*Aim of the exercise*. Will you write out the data exactly, excluding every picture?

*Data supplied*.

————

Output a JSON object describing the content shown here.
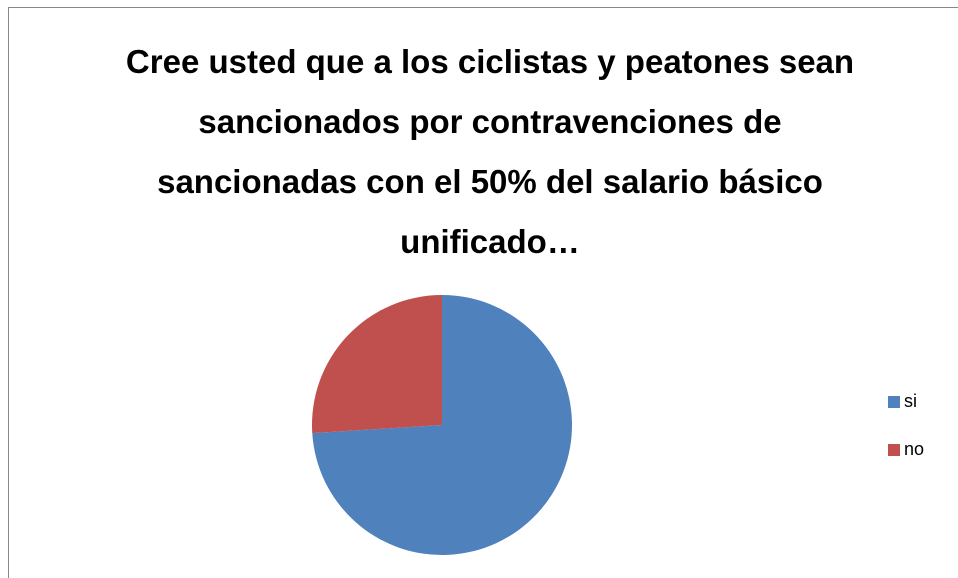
{
  "chart_data": {
    "type": "pie",
    "title": "Cree usted que a los ciclistas y peatones sean sancionados por contravenciones de sancionadas con el 50% del salario básico unificado…",
    "categories": [
      "si",
      "no"
    ],
    "values": [
      74,
      26
    ],
    "colors": [
      "#4f81bd",
      "#c0504d"
    ],
    "legend": "right"
  }
}
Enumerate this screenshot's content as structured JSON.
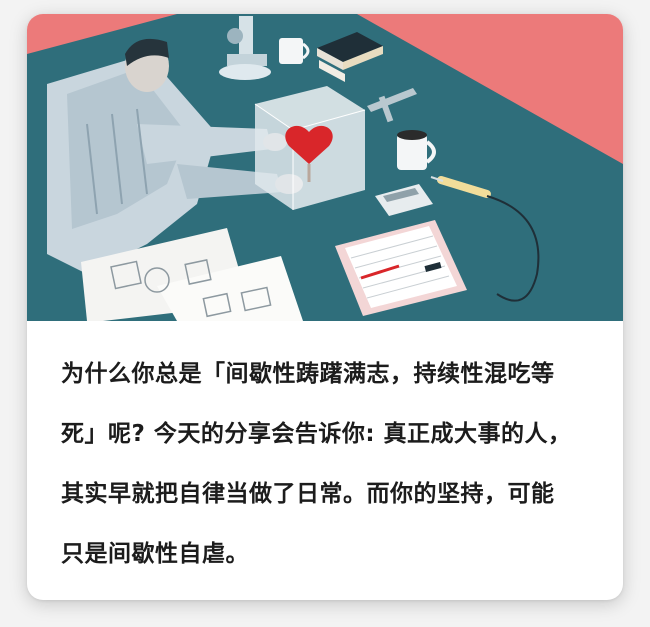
{
  "caption": {
    "lines": [
      "为什么你总是「间歇性踌躇满志，持续性混吃等",
      "死」呢? 今天的分享会告诉你: 真正成大事的人，",
      "其实早就把自律当做了日常。而你的坚持，可能",
      "只是间歇性自虐。"
    ]
  },
  "colors": {
    "background_coral": "#ec7a7a",
    "desk_teal": "#2f6e7b",
    "caption_text": "#1c1c1c"
  }
}
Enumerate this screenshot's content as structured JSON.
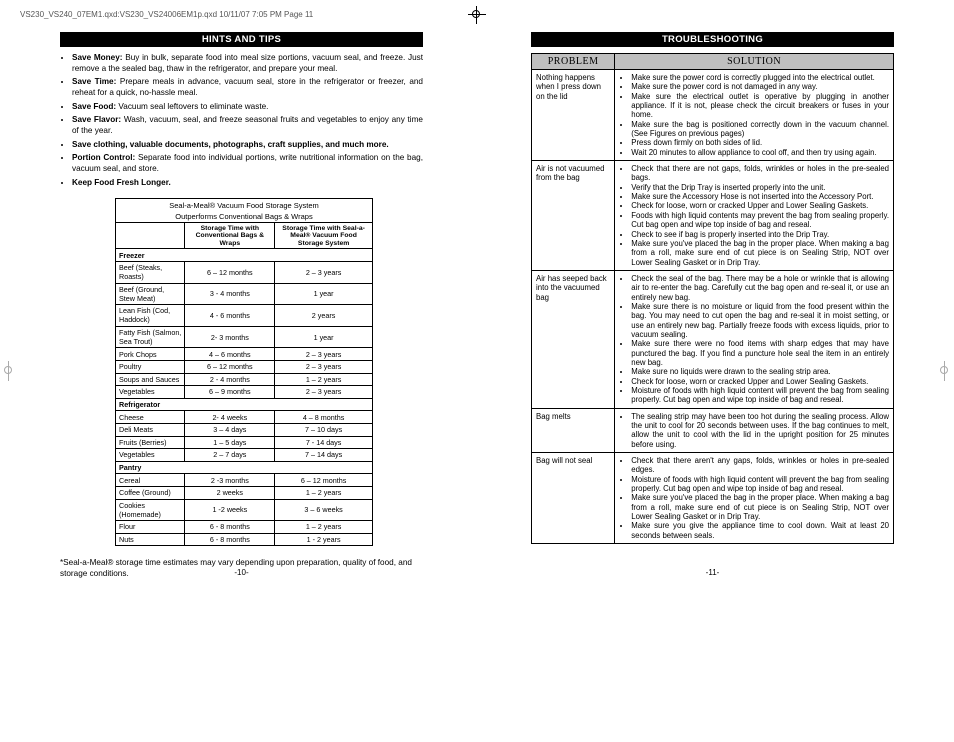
{
  "header": "VS230_VS240_07EM1.qxd:VS230_VS24006EM1p.qxd  10/11/07  7:05 PM  Page 11",
  "left": {
    "section_title": "HINTS AND TIPS",
    "hints": [
      {
        "b": "Save Money:",
        "t": " Buy in bulk, separate food into meal size portions, vacuum seal, and freeze. Just remove a the sealed bag, thaw in the refrigerator, and prepare your meal."
      },
      {
        "b": "Save Time:",
        "t": " Prepare meals in advance, vacuum seal, store in the refrigerator or freezer, and reheat for a quick, no-hassle meal."
      },
      {
        "b": "Save Food:",
        "t": " Vacuum seal leftovers to eliminate waste."
      },
      {
        "b": "Save Flavor:",
        "t": " Wash, vacuum, seal, and freeze seasonal fruits and vegetables to enjoy any time of the year."
      },
      {
        "b": "Save clothing, valuable documents, photographs, craft supplies, and much more.",
        "t": ""
      },
      {
        "b": "Portion Control:",
        "t": " Separate food into individual portions, write nutritional information on the bag, vacuum seal, and store."
      },
      {
        "b": "Keep Food Fresh Longer.",
        "t": ""
      }
    ],
    "storage": {
      "title": "Seal-a-Meal® Vacuum Food Storage System",
      "subtitle": "Outperforms Conventional Bags & Wraps",
      "col2": "Storage Time with Conventional Bags & Wraps",
      "col3": "Storage Time with Seal-a-Meal® Vacuum Food Storage System",
      "sections": [
        {
          "name": "Freezer",
          "rows": [
            [
              "Beef  (Steaks, Roasts)",
              "6 – 12 months",
              "2 – 3 years"
            ],
            [
              "Beef (Ground, Stew Meat)",
              "3 - 4 months",
              "1 year"
            ],
            [
              "Lean Fish (Cod, Haddock)",
              "4 - 6 months",
              "2 years"
            ],
            [
              "Fatty Fish (Salmon, Sea Trout)",
              "2- 3 months",
              "1 year"
            ],
            [
              "Pork Chops",
              "4 – 6 months",
              "2 – 3 years"
            ],
            [
              "Poultry",
              "6 – 12 months",
              "2 – 3 years"
            ],
            [
              "Soups and Sauces",
              "2 - 4 months",
              "1 – 2 years"
            ],
            [
              "Vegetables",
              "6 – 9 months",
              "2 – 3 years"
            ]
          ]
        },
        {
          "name": "Refrigerator",
          "rows": [
            [
              "Cheese",
              "2- 4 weeks",
              "4 – 8 months"
            ],
            [
              "Deli Meats",
              "3 – 4 days",
              "7 – 10 days"
            ],
            [
              "Fruits (Berries)",
              "1 – 5 days",
              "7 - 14 days"
            ],
            [
              "Vegetables",
              "2 – 7 days",
              "7 – 14 days"
            ]
          ]
        },
        {
          "name": "Pantry",
          "rows": [
            [
              "Cereal",
              "2 -3 months",
              "6 – 12 months"
            ],
            [
              "Coffee (Ground)",
              "2 weeks",
              "1 – 2 years"
            ],
            [
              "Cookies (Homemade)",
              "1 -2 weeks",
              "3 – 6 weeks"
            ],
            [
              "Flour",
              "6 - 8 months",
              "1 – 2 years"
            ],
            [
              "Nuts",
              "6 - 8 months",
              "1 - 2 years"
            ]
          ]
        }
      ]
    },
    "footnote": "*Seal-a-Meal® storage time estimates may vary depending upon preparation, quality of food, and storage conditions.",
    "page_num": "-10-"
  },
  "right": {
    "section_title": "TROUBLESHOOTING",
    "head_problem": "PROBLEM",
    "head_solution": "SOLUTION",
    "rows": [
      {
        "problem": "Nothing happens when I press down on the lid",
        "solutions": [
          "Make sure the power cord is correctly plugged into the electrical outlet.",
          "Make sure the power cord is not damaged in any way.",
          "Make sure the electrical outlet is operative by plugging in another appliance. If it is not, please check the circuit breakers or fuses in your home.",
          "Make sure the bag is positioned correctly down in the vacuum channel. (See Figures on previous pages)",
          "Press down firmly on both sides of lid.",
          "Wait 20 minutes to allow appliance to cool off, and then try using again."
        ]
      },
      {
        "problem": "Air is not vacuumed from the bag",
        "solutions": [
          "Check that there are not gaps, folds, wrinkles or holes in the pre-sealed bags.",
          "Verify that the Drip Tray is inserted properly into the unit.",
          "Make sure the Accessory Hose is not inserted into the Accessory Port.",
          "Check for loose, worn or cracked Upper and Lower Sealing Gaskets.",
          "Foods with high liquid contents may prevent the bag from sealing properly. Cut bag open and wipe top inside of bag and reseal.",
          "Check to see if bag is properly inserted into the Drip Tray.",
          "Make sure you've placed the bag in the proper place. When making a bag from a roll, make sure end of cut piece is on Sealing Strip, NOT over Lower Sealing Gasket or in Drip Tray."
        ]
      },
      {
        "problem": "Air has seeped back into the vacuumed bag",
        "solutions": [
          "Check the seal of the bag. There may be a hole or wrinkle that is allowing air to re-enter the bag. Carefully cut the bag open and re-seal it, or use an entirely new bag.",
          "Make sure there is no moisture or liquid from the food present within the bag. You may need to cut open the bag and re-seal it in moist setting, or use an entirely new bag. Partially freeze foods with excess liquids, prior to vacuum sealing.",
          "Make sure there were no food items with sharp edges that may have punctured the bag. If you find a puncture hole seal the item in an entirely new bag.",
          "Make sure no liquids were drawn to the sealing strip area.",
          "Check for loose, worn or cracked Upper and Lower Sealing Gaskets.",
          "Moisture of foods with high liquid content will prevent the bag from sealing properly. Cut bag open and wipe top inside of bag and reseal."
        ]
      },
      {
        "problem": "Bag melts",
        "solutions": [
          "The sealing strip may have been too hot during the sealing process. Allow the unit to cool for 20 seconds between uses. If the bag continues to melt, allow the unit to cool with the lid in the upright position for 25 minutes before using."
        ]
      },
      {
        "problem": "Bag will not seal",
        "solutions": [
          "Check that there aren't any gaps, folds, wrinkles or holes in pre-sealed edges.",
          "Moisture of foods with high liquid content will prevent the bag from sealing properly. Cut bag open and wipe top inside of bag and reseal.",
          "Make sure you've placed the bag in the proper place. When making a bag from a roll, make sure end of cut piece is on Sealing Strip, NOT over Lower Sealing Gasket or in Drip Tray.",
          "Make sure you give the appliance time to cool down.  Wait at least 20 seconds between seals."
        ]
      }
    ],
    "page_num": "-11-"
  }
}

————

*Solution for this task*.
Output a JSON object describing the content shown here.
{
  "chart_data": {
    "type": "pie",
    "title": "Cree usted que a los ciclistas y peatones sean sancionados por contravenciones de sancionadas con el 50% del salario básico unificado…",
    "categories": [
      "si",
      "no"
    ],
    "values": [
      74,
      26
    ],
    "colors": [
      "#4f81bd",
      "#c0504d"
    ],
    "legend": "right"
  }
}
Enumerate this screenshot's content as structured JSON.
{
  "caption": {
    "lines": [
      "为什么你总是「间歇性踌躇满志，持续性混吃等",
      "死」呢? 今天的分享会告诉你: 真正成大事的人，",
      "其实早就把自律当做了日常。而你的坚持，可能",
      "只是间歇性自虐。"
    ]
  },
  "colors": {
    "background_coral": "#ec7a7a",
    "desk_teal": "#2f6e7b",
    "caption_text": "#1c1c1c"
  }
}
Enumerate this screenshot's content as structured JSON.
{
  "header": "VS230_VS240_07EM1.qxd:VS230_VS24006EM1p.qxd  10/11/07  7:05 PM  Page 11",
  "left": {
    "section_title": "HINTS AND TIPS",
    "hints": [
      {
        "b": "Save Money:",
        "t": " Buy in bulk, separate food into meal size portions, vacuum seal, and freeze. Just remove a the sealed bag, thaw in the refrigerator, and prepare your meal."
      },
      {
        "b": "Save Time:",
        "t": " Prepare meals in advance, vacuum seal, store in the refrigerator or freezer, and reheat for a quick, no-hassle meal."
      },
      {
        "b": "Save Food:",
        "t": " Vacuum seal leftovers to eliminate waste."
      },
      {
        "b": "Save Flavor:",
        "t": " Wash, vacuum, seal, and freeze seasonal fruits and vegetables to enjoy any time of the year."
      },
      {
        "b": "Save clothing, valuable documents, photographs, craft supplies, and much more.",
        "t": ""
      },
      {
        "b": "Portion Control:",
        "t": " Separate food into individual portions, write nutritional information on the bag, vacuum seal, and store."
      },
      {
        "b": "Keep Food Fresh Longer.",
        "t": ""
      }
    ],
    "storage": {
      "title": "Seal-a-Meal® Vacuum Food Storage System",
      "subtitle": "Outperforms Conventional Bags & Wraps",
      "col2": "Storage Time with Conventional Bags & Wraps",
      "col3": "Storage Time with Seal-a-Meal® Vacuum Food Storage System",
      "sections": [
        {
          "name": "Freezer",
          "rows": [
            [
              "Beef  (Steaks, Roasts)",
              "6 – 12 months",
              "2 – 3 years"
            ],
            [
              "Beef (Ground, Stew Meat)",
              "3 - 4 months",
              "1 year"
            ],
            [
              "Lean Fish (Cod, Haddock)",
              "4 - 6 months",
              "2 years"
            ],
            [
              "Fatty Fish (Salmon, Sea Trout)",
              "2- 3 months",
              "1 year"
            ],
            [
              "Pork Chops",
              "4 – 6 months",
              "2 – 3 years"
            ],
            [
              "Poultry",
              "6 – 12 months",
              "2 – 3 years"
            ],
            [
              "Soups and Sauces",
              "2 - 4 months",
              "1 – 2 years"
            ],
            [
              "Vegetables",
              "6 – 9 months",
              "2 – 3 years"
            ]
          ]
        },
        {
          "name": "Refrigerator",
          "rows": [
            [
              "Cheese",
              "2- 4 weeks",
              "4 – 8 months"
            ],
            [
              "Deli Meats",
              "3 – 4 days",
              "7 – 10 days"
            ],
            [
              "Fruits (Berries)",
              "1 – 5 days",
              "7 - 14 days"
            ],
            [
              "Vegetables",
              "2 – 7 days",
              "7 – 14 days"
            ]
          ]
        },
        {
          "name": "Pantry",
          "rows": [
            [
              "Cereal",
              "2 -3 months",
              "6 – 12 months"
            ],
            [
              "Coffee (Ground)",
              "2 weeks",
              "1 – 2 years"
            ],
            [
              "Cookies (Homemade)",
              "1 -2 weeks",
              "3 – 6 weeks"
            ],
            [
              "Flour",
              "6 - 8 months",
              "1 – 2 years"
            ],
            [
              "Nuts",
              "6 - 8 months",
              "1 - 2 years"
            ]
          ]
        }
      ]
    },
    "footnote": "*Seal-a-Meal® storage time estimates may vary depending upon preparation, quality of food, and storage conditions.",
    "page_num": "-10-"
  },
  "right": {
    "section_title": "TROUBLESHOOTING",
    "head_problem": "PROBLEM",
    "head_solution": "SOLUTION",
    "rows": [
      {
        "problem": "Nothing happens when I press down on the lid",
        "solutions": [
          "Make sure the power cord is correctly plugged into the electrical outlet.",
          "Make sure the power cord is not damaged in any way.",
          "Make sure the electrical outlet is operative by plugging in another appliance. If it is not, please check the circuit breakers or fuses in your home.",
          "Make sure the bag is positioned correctly down in the vacuum channel. (See Figures on previous pages)",
          "Press down firmly on both sides of lid.",
          "Wait 20 minutes to allow appliance to cool off, and then try using again."
        ]
      },
      {
        "problem": "Air is not vacuumed from the bag",
        "solutions": [
          "Check that there are not gaps, folds, wrinkles or holes in the pre-sealed bags.",
          "Verify that the Drip Tray is inserted properly into the unit.",
          "Make sure the Accessory Hose is not inserted into the Accessory Port.",
          "Check for loose, worn or cracked Upper and Lower Sealing Gaskets.",
          "Foods with high liquid contents may prevent the bag from sealing properly. Cut bag open and wipe top inside of bag and reseal.",
          "Check to see if bag is properly inserted into the Drip Tray.",
          "Make sure you've placed the bag in the proper place. When making a bag from a roll, make sure end of cut piece is on Sealing Strip, NOT over Lower Sealing Gasket or in Drip Tray."
        ]
      },
      {
        "problem": "Air has seeped back into the vacuumed bag",
        "solutions": [
          "Check the seal of the bag. There may be a hole or wrinkle that is allowing air to re-enter the bag. Carefully cut the bag open and re-seal it, or use an entirely new bag.",
          "Make sure there is no moisture or liquid from the food present within the bag. You may need to cut open the bag and re-seal it in moist setting, or use an entirely new bag. Partially freeze foods with excess liquids, prior to vacuum sealing.",
          "Make sure there were no food items with sharp edges that may have punctured the bag. If you find a puncture hole seal the item in an entirely new bag.",
          "Make sure no liquids were drawn to the sealing strip area.",
          "Check for loose, worn or cracked Upper and Lower Sealing Gaskets.",
          "Moisture of foods with high liquid content will prevent the bag from sealing properly. Cut bag open and wipe top inside of bag and reseal."
        ]
      },
      {
        "problem": "Bag melts",
        "solutions": [
          "The sealing strip may have been too hot during the sealing process. Allow the unit to cool for 20 seconds between uses. If the bag continues to melt, allow the unit to cool with the lid in the upright position for 25 minutes before using."
        ]
      },
      {
        "problem": "Bag will not seal",
        "solutions": [
          "Check that there aren't any gaps, folds, wrinkles or holes in pre-sealed edges.",
          "Moisture of foods with high liquid content will prevent the bag from sealing properly. Cut bag open and wipe top inside of bag and reseal.",
          "Make sure you've placed the bag in the proper place. When making a bag from a roll, make sure end of cut piece is on Sealing Strip, NOT over Lower Sealing Gasket or in Drip Tray.",
          "Make sure you give the appliance time to cool down.  Wait at least 20 seconds between seals."
        ]
      }
    ],
    "page_num": "-11-"
  }
}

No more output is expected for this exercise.